[Dataset items]
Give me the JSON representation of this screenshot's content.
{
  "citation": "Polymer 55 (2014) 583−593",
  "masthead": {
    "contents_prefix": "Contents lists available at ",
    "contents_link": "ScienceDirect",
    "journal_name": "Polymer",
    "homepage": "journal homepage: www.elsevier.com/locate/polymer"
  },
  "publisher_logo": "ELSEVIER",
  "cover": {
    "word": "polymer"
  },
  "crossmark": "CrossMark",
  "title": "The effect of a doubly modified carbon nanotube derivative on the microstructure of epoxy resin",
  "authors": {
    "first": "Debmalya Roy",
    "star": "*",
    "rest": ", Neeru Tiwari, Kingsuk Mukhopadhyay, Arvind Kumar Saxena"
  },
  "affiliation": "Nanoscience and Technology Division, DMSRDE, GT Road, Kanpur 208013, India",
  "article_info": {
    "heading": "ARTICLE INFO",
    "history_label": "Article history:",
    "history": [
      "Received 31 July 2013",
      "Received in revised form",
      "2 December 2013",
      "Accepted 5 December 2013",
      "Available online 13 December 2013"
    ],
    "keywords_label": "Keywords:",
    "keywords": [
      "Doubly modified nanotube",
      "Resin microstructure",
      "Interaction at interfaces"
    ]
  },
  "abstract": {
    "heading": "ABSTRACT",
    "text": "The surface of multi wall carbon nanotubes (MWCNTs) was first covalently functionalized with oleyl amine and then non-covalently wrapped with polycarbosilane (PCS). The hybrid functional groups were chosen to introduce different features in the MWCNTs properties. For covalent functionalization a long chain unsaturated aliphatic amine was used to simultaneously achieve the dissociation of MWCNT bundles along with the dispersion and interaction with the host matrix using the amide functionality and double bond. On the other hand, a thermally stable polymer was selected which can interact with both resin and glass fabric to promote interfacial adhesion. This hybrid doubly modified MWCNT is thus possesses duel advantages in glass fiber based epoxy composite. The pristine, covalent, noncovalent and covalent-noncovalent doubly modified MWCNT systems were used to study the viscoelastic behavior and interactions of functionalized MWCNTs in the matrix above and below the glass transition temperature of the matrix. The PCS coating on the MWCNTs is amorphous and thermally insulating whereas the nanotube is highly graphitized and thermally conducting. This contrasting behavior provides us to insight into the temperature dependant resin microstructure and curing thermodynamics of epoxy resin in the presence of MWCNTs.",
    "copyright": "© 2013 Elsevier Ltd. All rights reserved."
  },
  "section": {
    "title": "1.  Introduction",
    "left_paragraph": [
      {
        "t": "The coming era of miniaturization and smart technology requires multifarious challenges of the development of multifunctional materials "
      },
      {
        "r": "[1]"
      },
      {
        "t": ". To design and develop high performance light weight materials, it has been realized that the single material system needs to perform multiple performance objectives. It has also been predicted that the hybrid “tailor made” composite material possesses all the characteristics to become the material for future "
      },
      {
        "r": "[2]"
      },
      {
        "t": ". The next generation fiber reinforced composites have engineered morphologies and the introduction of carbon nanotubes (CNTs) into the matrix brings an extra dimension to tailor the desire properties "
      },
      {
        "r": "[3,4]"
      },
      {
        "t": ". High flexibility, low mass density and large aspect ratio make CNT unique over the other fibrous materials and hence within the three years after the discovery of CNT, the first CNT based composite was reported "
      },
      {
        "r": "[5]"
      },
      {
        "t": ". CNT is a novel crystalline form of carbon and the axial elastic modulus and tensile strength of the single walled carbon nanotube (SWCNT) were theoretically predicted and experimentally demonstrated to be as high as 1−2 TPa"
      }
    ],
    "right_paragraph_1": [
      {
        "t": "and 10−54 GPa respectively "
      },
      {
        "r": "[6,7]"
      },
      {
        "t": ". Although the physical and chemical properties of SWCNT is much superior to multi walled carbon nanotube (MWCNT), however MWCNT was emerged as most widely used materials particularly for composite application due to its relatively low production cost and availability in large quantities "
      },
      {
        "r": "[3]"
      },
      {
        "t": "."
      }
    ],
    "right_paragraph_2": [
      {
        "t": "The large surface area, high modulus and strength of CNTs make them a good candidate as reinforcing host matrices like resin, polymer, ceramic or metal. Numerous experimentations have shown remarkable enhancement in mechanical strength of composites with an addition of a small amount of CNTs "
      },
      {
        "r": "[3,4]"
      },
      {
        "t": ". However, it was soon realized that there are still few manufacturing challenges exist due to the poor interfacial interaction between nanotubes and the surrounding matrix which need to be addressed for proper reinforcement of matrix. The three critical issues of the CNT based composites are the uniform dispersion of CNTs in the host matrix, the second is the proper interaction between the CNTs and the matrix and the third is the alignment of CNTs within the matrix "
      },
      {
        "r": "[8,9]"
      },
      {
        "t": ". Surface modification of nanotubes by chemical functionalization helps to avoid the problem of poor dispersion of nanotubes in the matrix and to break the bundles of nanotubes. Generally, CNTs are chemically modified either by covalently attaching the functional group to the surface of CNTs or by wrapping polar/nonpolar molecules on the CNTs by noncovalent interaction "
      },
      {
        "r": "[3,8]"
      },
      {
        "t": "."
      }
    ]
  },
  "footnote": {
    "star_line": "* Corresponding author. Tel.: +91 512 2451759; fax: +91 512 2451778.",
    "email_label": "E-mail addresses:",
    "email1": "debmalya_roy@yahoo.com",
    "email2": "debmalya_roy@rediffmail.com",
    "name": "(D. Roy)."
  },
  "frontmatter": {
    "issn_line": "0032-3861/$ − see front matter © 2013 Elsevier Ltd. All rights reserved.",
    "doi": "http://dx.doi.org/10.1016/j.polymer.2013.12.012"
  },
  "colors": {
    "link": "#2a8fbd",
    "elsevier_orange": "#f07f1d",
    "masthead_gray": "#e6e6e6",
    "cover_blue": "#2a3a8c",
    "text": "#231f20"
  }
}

- _TASK_:
Identify and list each line with the word "December".

- _TASK ANSWER_:
      "2 December 2013",
      "Accepted 5 December 2013",
      "Available online 13 December 2013"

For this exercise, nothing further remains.